_EXERCISE AIM_
Seek out every line containing the word "document", and copy each.

_RECORDS SHOWN_
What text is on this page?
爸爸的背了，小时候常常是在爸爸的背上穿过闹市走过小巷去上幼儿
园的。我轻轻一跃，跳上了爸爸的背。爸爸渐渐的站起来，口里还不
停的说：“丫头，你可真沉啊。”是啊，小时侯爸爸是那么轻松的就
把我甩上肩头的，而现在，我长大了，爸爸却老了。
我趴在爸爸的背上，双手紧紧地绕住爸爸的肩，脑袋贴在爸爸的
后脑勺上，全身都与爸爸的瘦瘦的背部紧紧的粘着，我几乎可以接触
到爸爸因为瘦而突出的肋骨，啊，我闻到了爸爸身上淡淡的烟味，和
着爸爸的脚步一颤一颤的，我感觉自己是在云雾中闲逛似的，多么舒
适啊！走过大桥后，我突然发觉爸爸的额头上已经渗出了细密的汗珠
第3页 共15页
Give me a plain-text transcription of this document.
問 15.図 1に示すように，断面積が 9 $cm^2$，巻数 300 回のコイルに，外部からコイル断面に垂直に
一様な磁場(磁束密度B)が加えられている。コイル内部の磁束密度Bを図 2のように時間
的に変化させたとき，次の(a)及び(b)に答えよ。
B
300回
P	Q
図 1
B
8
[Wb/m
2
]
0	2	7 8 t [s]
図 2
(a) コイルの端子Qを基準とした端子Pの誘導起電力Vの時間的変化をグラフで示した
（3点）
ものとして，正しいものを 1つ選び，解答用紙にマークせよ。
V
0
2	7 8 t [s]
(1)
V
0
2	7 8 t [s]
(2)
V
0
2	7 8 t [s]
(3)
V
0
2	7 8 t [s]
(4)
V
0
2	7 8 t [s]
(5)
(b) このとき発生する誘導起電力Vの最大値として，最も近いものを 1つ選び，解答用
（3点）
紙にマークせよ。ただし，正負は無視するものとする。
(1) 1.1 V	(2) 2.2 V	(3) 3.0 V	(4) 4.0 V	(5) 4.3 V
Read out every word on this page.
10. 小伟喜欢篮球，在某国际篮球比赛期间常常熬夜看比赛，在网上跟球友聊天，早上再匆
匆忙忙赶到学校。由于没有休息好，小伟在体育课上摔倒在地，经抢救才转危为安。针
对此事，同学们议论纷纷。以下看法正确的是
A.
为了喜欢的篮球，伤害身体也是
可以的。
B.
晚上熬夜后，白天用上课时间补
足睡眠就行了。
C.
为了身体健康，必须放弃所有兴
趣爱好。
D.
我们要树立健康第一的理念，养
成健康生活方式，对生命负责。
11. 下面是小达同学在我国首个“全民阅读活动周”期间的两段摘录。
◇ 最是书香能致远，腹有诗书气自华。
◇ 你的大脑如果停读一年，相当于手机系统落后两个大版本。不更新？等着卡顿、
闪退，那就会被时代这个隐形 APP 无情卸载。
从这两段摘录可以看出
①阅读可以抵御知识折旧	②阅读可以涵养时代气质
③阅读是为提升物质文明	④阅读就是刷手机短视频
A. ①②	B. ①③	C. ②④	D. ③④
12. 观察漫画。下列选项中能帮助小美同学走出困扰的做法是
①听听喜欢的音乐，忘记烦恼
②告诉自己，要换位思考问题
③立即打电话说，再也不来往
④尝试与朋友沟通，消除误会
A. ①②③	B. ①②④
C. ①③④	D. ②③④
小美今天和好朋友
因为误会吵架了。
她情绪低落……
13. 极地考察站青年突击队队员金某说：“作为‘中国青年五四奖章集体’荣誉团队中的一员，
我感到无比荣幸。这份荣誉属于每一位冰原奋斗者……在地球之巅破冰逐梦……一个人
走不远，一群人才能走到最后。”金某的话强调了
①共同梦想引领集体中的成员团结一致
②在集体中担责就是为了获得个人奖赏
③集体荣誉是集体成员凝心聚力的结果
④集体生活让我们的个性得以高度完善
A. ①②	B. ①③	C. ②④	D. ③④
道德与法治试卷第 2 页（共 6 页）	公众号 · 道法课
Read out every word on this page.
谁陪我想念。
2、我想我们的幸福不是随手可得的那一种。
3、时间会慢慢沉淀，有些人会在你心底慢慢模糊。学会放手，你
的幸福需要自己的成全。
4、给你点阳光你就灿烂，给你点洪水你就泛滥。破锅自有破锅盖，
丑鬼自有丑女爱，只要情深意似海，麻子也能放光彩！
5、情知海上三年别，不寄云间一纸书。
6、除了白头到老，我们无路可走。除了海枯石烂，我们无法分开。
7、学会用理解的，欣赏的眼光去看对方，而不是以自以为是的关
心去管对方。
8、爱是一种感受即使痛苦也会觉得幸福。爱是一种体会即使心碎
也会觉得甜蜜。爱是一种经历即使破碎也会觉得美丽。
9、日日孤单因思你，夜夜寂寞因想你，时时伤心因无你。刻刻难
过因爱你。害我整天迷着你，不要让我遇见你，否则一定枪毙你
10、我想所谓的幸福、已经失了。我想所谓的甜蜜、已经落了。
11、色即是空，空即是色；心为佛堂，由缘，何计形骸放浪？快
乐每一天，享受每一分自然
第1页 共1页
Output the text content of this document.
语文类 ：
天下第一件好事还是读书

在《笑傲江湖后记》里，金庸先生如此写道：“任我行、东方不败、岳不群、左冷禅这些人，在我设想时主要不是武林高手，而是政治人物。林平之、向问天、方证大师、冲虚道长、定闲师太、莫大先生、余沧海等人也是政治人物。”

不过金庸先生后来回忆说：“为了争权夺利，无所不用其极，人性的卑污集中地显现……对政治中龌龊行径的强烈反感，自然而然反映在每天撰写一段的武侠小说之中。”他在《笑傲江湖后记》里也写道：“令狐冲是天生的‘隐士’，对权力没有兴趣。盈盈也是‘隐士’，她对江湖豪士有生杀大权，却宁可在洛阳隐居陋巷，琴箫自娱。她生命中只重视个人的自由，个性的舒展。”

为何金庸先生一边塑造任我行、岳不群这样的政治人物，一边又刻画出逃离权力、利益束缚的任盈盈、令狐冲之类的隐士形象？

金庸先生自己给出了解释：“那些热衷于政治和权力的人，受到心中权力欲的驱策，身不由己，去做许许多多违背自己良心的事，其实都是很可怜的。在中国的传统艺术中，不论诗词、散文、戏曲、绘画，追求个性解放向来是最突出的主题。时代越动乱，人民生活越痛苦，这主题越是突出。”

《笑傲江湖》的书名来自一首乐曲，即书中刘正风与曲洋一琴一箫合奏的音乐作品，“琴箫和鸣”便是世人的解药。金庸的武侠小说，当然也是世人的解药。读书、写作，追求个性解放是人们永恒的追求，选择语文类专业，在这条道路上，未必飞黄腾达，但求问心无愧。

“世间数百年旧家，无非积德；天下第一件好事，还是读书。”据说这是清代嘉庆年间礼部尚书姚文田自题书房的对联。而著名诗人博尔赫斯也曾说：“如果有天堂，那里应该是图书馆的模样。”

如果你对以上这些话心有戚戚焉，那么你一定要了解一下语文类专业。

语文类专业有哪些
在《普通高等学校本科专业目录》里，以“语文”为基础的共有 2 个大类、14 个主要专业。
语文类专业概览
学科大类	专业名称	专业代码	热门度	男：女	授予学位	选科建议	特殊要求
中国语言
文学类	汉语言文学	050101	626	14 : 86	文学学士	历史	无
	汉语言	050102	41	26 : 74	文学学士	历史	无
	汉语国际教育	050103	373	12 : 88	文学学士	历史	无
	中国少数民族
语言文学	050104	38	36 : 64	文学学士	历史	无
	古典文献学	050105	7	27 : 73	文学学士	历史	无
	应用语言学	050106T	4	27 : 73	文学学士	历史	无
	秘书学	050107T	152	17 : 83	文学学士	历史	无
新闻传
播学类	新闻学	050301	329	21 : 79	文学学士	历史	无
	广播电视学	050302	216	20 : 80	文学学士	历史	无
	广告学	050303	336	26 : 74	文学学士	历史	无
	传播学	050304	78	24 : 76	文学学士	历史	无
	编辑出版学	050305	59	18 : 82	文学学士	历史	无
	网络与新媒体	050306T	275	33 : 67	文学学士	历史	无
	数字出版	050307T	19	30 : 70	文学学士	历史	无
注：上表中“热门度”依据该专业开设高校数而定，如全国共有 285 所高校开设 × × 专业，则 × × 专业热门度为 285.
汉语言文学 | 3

_FINISHED ANSWER_
Give me a plain-text transcription of this document.
Output the text content of this document.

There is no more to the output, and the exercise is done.